▶ [TO DO]: Without including the pictures, copy out every line below.
[EXTRACTED RECORDS start]
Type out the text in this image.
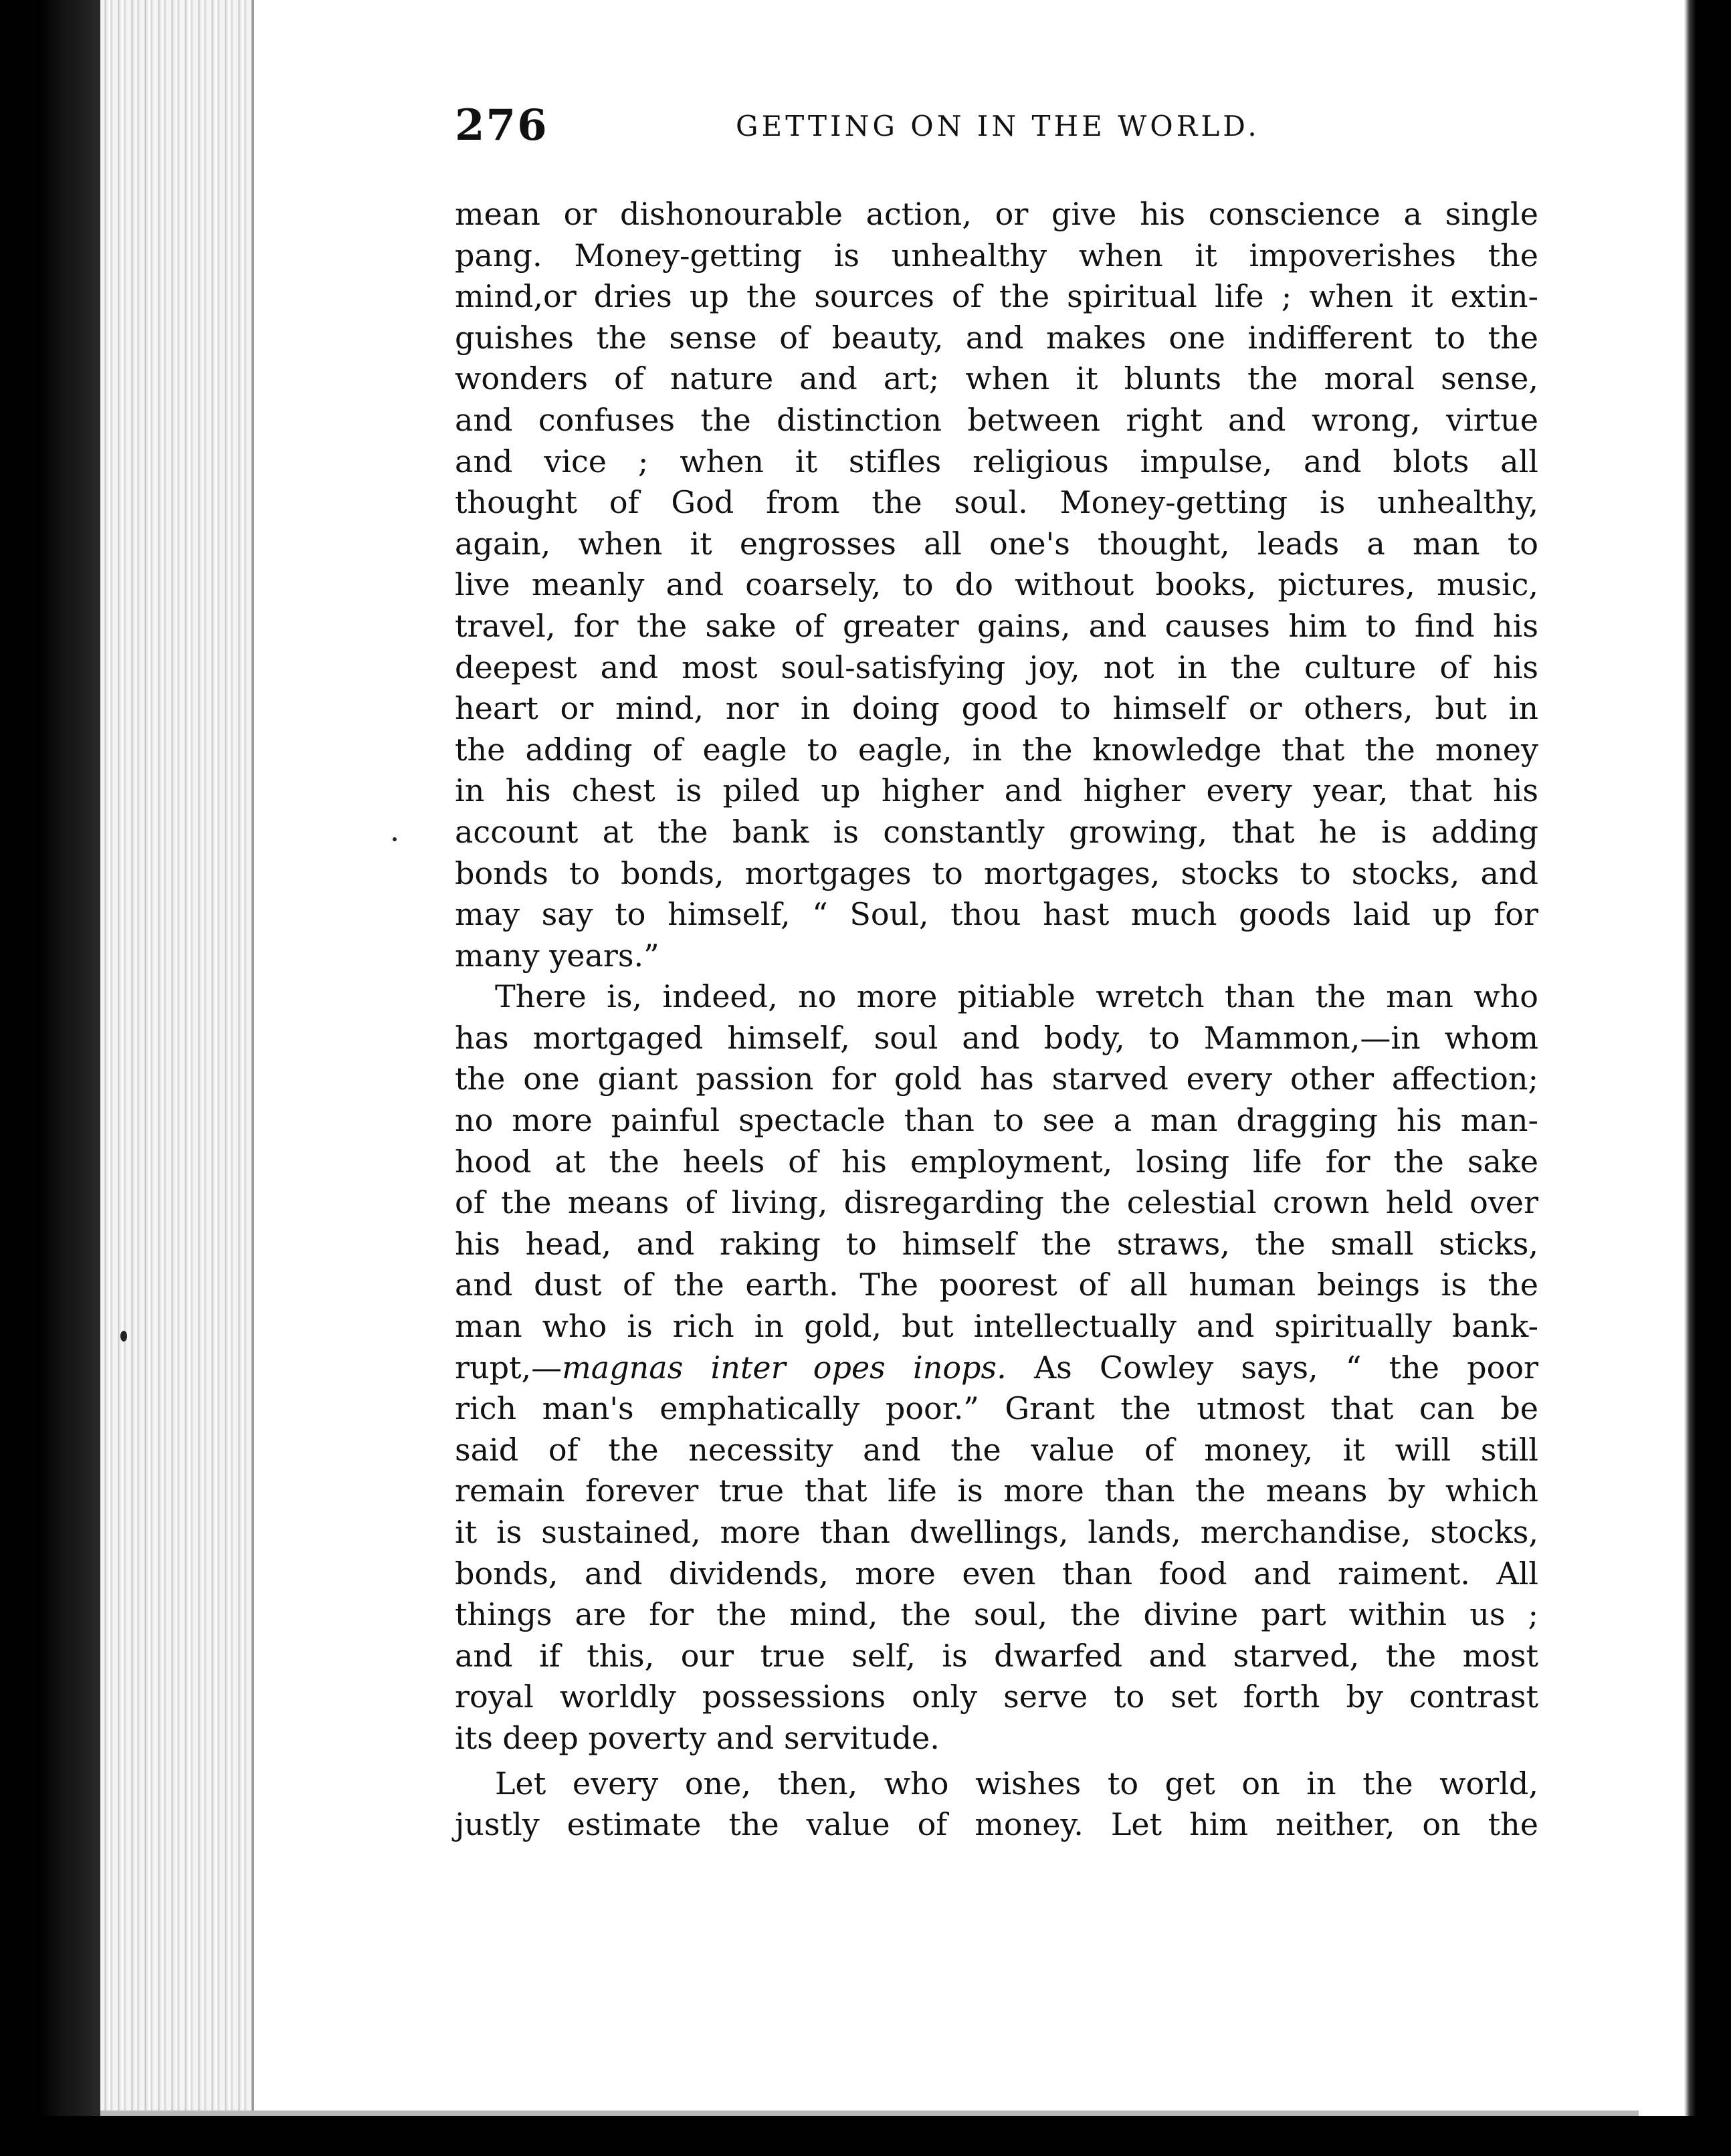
276	GETTING ON IN THE WORLD.
mean or dishonourable action, or give his conscience a single
pang. Money-getting is unhealthy when it impoverishes the
mind,or dries up the sources of the spiritual life ; when it extin-
guishes the sense of beauty, and makes one indifferent to the
wonders of nature and art; when it blunts the moral sense,
and confuses the distinction between right and wrong, virtue
and vice ; when it stifles religious impulse, and blots all
thought of God from the soul. Money-getting is unhealthy,
again, when it engrosses all one's thought, leads a man to
live meanly and coarsely, to do without books, pictures, music,
travel, for the sake of greater gains, and causes him to find his
deepest and most soul-satisfying joy, not in the culture of his
heart or mind, nor in doing good to himself or others, but in
the adding of eagle to eagle, in the knowledge that the money
in his chest is piled up higher and higher every year, that his
account at the bank is constantly growing, that he is adding
bonds to bonds, mortgages to mortgages, stocks to stocks, and
may say to himself, “ Soul, thou hast much goods laid up for
many years.”
There is, indeed, no more pitiable wretch than the man who
has mortgaged himself, soul and body, to Mammon,—in whom
the one giant passion for gold has starved every other affection;
no more painful spectacle than to see a man dragging his man-
hood at the heels of his employment, losing life for the sake
of the means of living, disregarding the celestial crown held over
his head, and raking to himself the straws, the small sticks,
and dust of the earth. The poorest of all human beings is the
man who is rich in gold, but intellectually and spiritually bank-
rupt,—magnas inter opes inops. As Cowley says, “ the poor
rich man's emphatically poor.” Grant the utmost that can be
said of the necessity and the value of money, it will still
remain forever true that life is more than the means by which
it is sustained, more than dwellings, lands, merchandise, stocks,
bonds, and dividends, more even than food and raiment. All
things are for the mind, the soul, the divine part within us ;
and if this, our true self, is dwarfed and starved, the most
royal worldly possessions only serve to set forth by contrast
its deep poverty and servitude.
Let every one, then, who wishes to get on in the world,
justly estimate the value of money. Let him neither, on the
[EXTRACTED RECORDS end]
▶ [RESPONSE TO THIS TASK]:
Type out the text in this image.
276	GETTING ON IN THE WORLD.
mean or dishonourable action, or give his conscience a single
pang. Money-getting is unhealthy when it impoverishes the
mind,or dries up the sources of the spiritual life ; when it extin-
guishes the sense of beauty, and makes one indifferent to the
wonders of nature and art; when it blunts the moral sense,
and confuses the distinction between right and wrong, virtue
and vice ; when it stifles religious impulse, and blots all
thought of God from the soul. Money-getting is unhealthy,
again, when it engrosses all one's thought, leads a man to
live meanly and coarsely, to do without books, pictures, music,
travel, for the sake of greater gains, and causes him to find his
deepest and most soul-satisfying joy, not in the culture of his
heart or mind, nor in doing good to himself or others, but in
the adding of eagle to eagle, in the knowledge that the money
in his chest is piled up higher and higher every year, that his
account at the bank is constantly growing, that he is adding
bonds to bonds, mortgages to mortgages, stocks to stocks, and
may say to himself, “ Soul, thou hast much goods laid up for
many years.”
There is, indeed, no more pitiable wretch than the man who
has mortgaged himself, soul and body, to Mammon,—in whom
the one giant passion for gold has starved every other affection;
no more painful spectacle than to see a man dragging his man-
hood at the heels of his employment, losing life for the sake
of the means of living, disregarding the celestial crown held over
his head, and raking to himself the straws, the small sticks,
and dust of the earth. The poorest of all human beings is the
man who is rich in gold, but intellectually and spiritually bank-
rupt,—magnas inter opes inops. As Cowley says, “ the poor
rich man's emphatically poor.” Grant the utmost that can be
said of the necessity and the value of money, it will still
remain forever true that life is more than the means by which
it is sustained, more than dwellings, lands, merchandise, stocks,
bonds, and dividends, more even than food and raiment. All
things are for the mind, the soul, the divine part within us ;
and if this, our true self, is dwarfed and starved, the most
royal worldly possessions only serve to set forth by contrast
its deep poverty and servitude.
Let every one, then, who wishes to get on in the world,
justly estimate the value of money. Let him neither, on the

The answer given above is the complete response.